Input for this task:
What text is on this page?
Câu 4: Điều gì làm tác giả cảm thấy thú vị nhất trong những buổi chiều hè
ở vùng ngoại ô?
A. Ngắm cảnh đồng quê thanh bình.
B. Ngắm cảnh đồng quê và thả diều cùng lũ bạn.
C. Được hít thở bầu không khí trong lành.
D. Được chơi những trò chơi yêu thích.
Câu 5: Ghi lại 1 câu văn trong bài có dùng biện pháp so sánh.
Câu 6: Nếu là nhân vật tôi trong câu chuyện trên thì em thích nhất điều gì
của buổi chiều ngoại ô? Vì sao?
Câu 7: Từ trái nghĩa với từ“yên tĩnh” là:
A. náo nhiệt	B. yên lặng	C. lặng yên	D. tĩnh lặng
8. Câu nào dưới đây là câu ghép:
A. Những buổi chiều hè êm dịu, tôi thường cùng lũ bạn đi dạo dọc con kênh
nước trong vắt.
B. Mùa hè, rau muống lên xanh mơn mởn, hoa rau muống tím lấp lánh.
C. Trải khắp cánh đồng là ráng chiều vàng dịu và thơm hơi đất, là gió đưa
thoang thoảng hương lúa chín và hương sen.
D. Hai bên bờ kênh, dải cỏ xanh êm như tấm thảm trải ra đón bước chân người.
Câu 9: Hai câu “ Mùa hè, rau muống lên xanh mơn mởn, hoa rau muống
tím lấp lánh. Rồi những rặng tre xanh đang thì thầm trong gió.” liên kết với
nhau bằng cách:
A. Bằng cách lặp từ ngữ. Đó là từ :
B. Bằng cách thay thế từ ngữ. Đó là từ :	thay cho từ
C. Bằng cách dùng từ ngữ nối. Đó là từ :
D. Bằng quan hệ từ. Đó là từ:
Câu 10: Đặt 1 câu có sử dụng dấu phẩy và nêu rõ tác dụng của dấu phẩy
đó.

Exercise brief:
Repeat all the records. Match each line exactly.

Reply:
What text is on this page?
Câu 4: Điều gì làm tác giả cảm thấy thú vị nhất trong những buổi chiều hè
ở vùng ngoại ô?
A. Ngắm cảnh đồng quê thanh bình.
B. Ngắm cảnh đồng quê và thả diều cùng lũ bạn.
C. Được hít thở bầu không khí trong lành.
D. Được chơi những trò chơi yêu thích.
Câu 5: Ghi lại 1 câu văn trong bài có dùng biện pháp so sánh.
Câu 6: Nếu là nhân vật tôi trong câu chuyện trên thì em thích nhất điều gì
của buổi chiều ngoại ô? Vì sao?
Câu 7: Từ trái nghĩa với từ“yên tĩnh” là:
A. náo nhiệt	B. yên lặng	C. lặng yên	D. tĩnh lặng
8. Câu nào dưới đây là câu ghép:
A. Những buổi chiều hè êm dịu, tôi thường cùng lũ bạn đi dạo dọc con kênh
nước trong vắt.
B. Mùa hè, rau muống lên xanh mơn mởn, hoa rau muống tím lấp lánh.
C. Trải khắp cánh đồng là ráng chiều vàng dịu và thơm hơi đất, là gió đưa
thoang thoảng hương lúa chín và hương sen.
D. Hai bên bờ kênh, dải cỏ xanh êm như tấm thảm trải ra đón bước chân người.
Câu 9: Hai câu “ Mùa hè, rau muống lên xanh mơn mởn, hoa rau muống
tím lấp lánh. Rồi những rặng tre xanh đang thì thầm trong gió.” liên kết với
nhau bằng cách:
A. Bằng cách lặp từ ngữ. Đó là từ :
B. Bằng cách thay thế từ ngữ. Đó là từ :	thay cho từ
C. Bằng cách dùng từ ngữ nối. Đó là từ :
D. Bằng quan hệ từ. Đó là từ:
Câu 10: Đặt 1 câu có sử dụng dấu phẩy và nêu rõ tác dụng của dấu phẩy
đó.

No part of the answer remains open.